Figure record listings:

=======

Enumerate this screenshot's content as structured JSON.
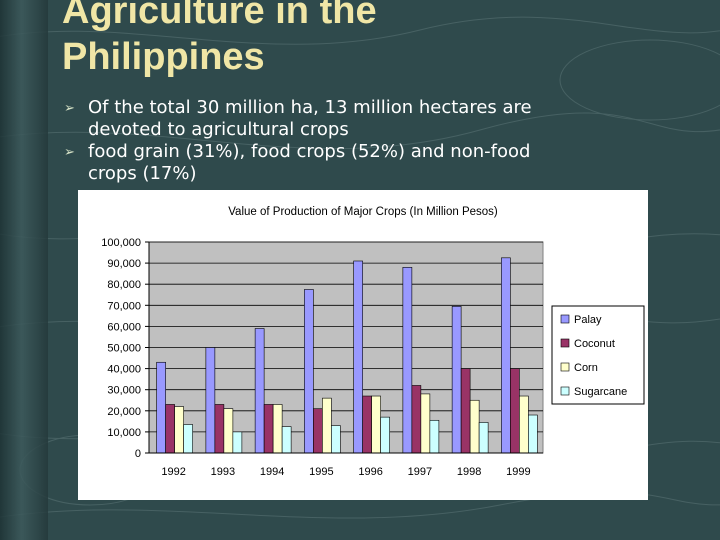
{
  "slide": {
    "title_lines": [
      "Agriculture in the",
      "Philippines"
    ],
    "bullets": [
      {
        "lines": [
          "Of the total 30 million ha, 13 million hectares are",
          "devoted to agricultural crops"
        ]
      },
      {
        "lines": [
          "food grain (31%), food crops (52%) and non-food",
          "crops (17%)"
        ]
      }
    ]
  },
  "chart_data": {
    "type": "bar",
    "title": "Value of Production of Major Crops (In Million Pesos)",
    "categories": [
      "1992",
      "1993",
      "1994",
      "1995",
      "1996",
      "1997",
      "1998",
      "1999"
    ],
    "series": [
      {
        "name": "Palay",
        "color": "#9999ff",
        "values": [
          43000,
          50000,
          59000,
          77500,
          91000,
          88000,
          69500,
          92500
        ]
      },
      {
        "name": "Coconut",
        "color": "#993366",
        "values": [
          23000,
          23000,
          23000,
          21000,
          27000,
          32000,
          40000,
          40000
        ]
      },
      {
        "name": "Corn",
        "color": "#ffffcc",
        "values": [
          22000,
          21000,
          23000,
          26000,
          27000,
          28000,
          25000,
          27000
        ]
      },
      {
        "name": "Sugarcane",
        "color": "#ccffff",
        "values": [
          13500,
          10000,
          12500,
          13000,
          17000,
          15500,
          14500,
          18000
        ]
      }
    ],
    "ylim": [
      0,
      100000
    ],
    "yticks": [
      "0",
      "10,000",
      "20,000",
      "30,000",
      "40,000",
      "50,000",
      "60,000",
      "70,000",
      "80,000",
      "90,000",
      "100,000"
    ],
    "legend": "right",
    "grid": true,
    "plot_background": "#c0c0c0"
  }
}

=======

_What you have to do:_
The entries above should be reproduced exactly, without their pictures.

_Result for this exercise:_
Enumerate this screenshot's content as structured JSON.
{
  "slide": {
    "title_lines": [
      "Agriculture in the",
      "Philippines"
    ],
    "bullets": [
      {
        "lines": [
          "Of the total 30 million ha, 13 million hectares are",
          "devoted to agricultural crops"
        ]
      },
      {
        "lines": [
          "food grain (31%), food crops (52%) and non-food",
          "crops (17%)"
        ]
      }
    ]
  },
  "chart_data": {
    "type": "bar",
    "title": "Value of Production of Major Crops (In Million Pesos)",
    "categories": [
      "1992",
      "1993",
      "1994",
      "1995",
      "1996",
      "1997",
      "1998",
      "1999"
    ],
    "series": [
      {
        "name": "Palay",
        "color": "#9999ff",
        "values": [
          43000,
          50000,
          59000,
          77500,
          91000,
          88000,
          69500,
          92500
        ]
      },
      {
        "name": "Coconut",
        "color": "#993366",
        "values": [
          23000,
          23000,
          23000,
          21000,
          27000,
          32000,
          40000,
          40000
        ]
      },
      {
        "name": "Corn",
        "color": "#ffffcc",
        "values": [
          22000,
          21000,
          23000,
          26000,
          27000,
          28000,
          25000,
          27000
        ]
      },
      {
        "name": "Sugarcane",
        "color": "#ccffff",
        "values": [
          13500,
          10000,
          12500,
          13000,
          17000,
          15500,
          14500,
          18000
        ]
      }
    ],
    "ylim": [
      0,
      100000
    ],
    "yticks": [
      "0",
      "10,000",
      "20,000",
      "30,000",
      "40,000",
      "50,000",
      "60,000",
      "70,000",
      "80,000",
      "90,000",
      "100,000"
    ],
    "legend": "right",
    "grid": true,
    "plot_background": "#c0c0c0"
  }
}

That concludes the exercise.